◆ To do ◆
Write out all of the records precisely. Skip anything that is a picture.

◆ Input data ◆
►

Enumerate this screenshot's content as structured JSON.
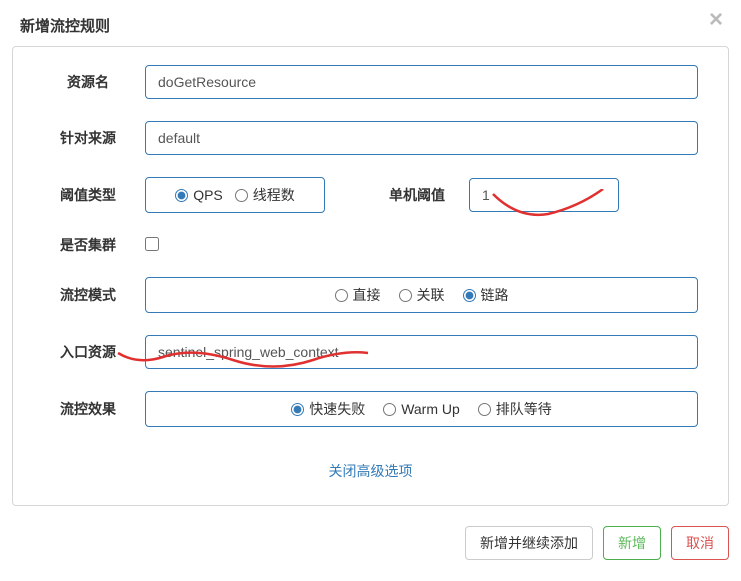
{
  "header": {
    "title": "新增流控规则",
    "close": "×"
  },
  "form": {
    "resourceName": {
      "label": "资源名",
      "value": "doGetResource"
    },
    "source": {
      "label": "针对来源",
      "value": "default"
    },
    "thresholdType": {
      "label": "阈值类型",
      "qps": "QPS",
      "threads": "线程数"
    },
    "threshold": {
      "label": "单机阈值",
      "value": "1"
    },
    "cluster": {
      "label": "是否集群"
    },
    "mode": {
      "label": "流控模式",
      "direct": "直接",
      "relate": "关联",
      "chain": "链路"
    },
    "entry": {
      "label": "入口资源",
      "value": "sentinel_spring_web_context"
    },
    "effect": {
      "label": "流控效果",
      "fastFail": "快速失败",
      "warmUp": "Warm Up",
      "queue": "排队等待"
    },
    "advanced": "关闭高级选项"
  },
  "footer": {
    "addContinue": "新增并继续添加",
    "add": "新增",
    "cancel": "取消"
  }
}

◄

◆ Task response ◆
Enumerate this screenshot's content as structured JSON.
{
  "header": {
    "title": "新增流控规则",
    "close": "×"
  },
  "form": {
    "resourceName": {
      "label": "资源名",
      "value": "doGetResource"
    },
    "source": {
      "label": "针对来源",
      "value": "default"
    },
    "thresholdType": {
      "label": "阈值类型",
      "qps": "QPS",
      "threads": "线程数"
    },
    "threshold": {
      "label": "单机阈值",
      "value": "1"
    },
    "cluster": {
      "label": "是否集群"
    },
    "mode": {
      "label": "流控模式",
      "direct": "直接",
      "relate": "关联",
      "chain": "链路"
    },
    "entry": {
      "label": "入口资源",
      "value": "sentinel_spring_web_context"
    },
    "effect": {
      "label": "流控效果",
      "fastFail": "快速失败",
      "warmUp": "Warm Up",
      "queue": "排队等待"
    },
    "advanced": "关闭高级选项"
  },
  "footer": {
    "addContinue": "新增并继续添加",
    "add": "新增",
    "cancel": "取消"
  }
}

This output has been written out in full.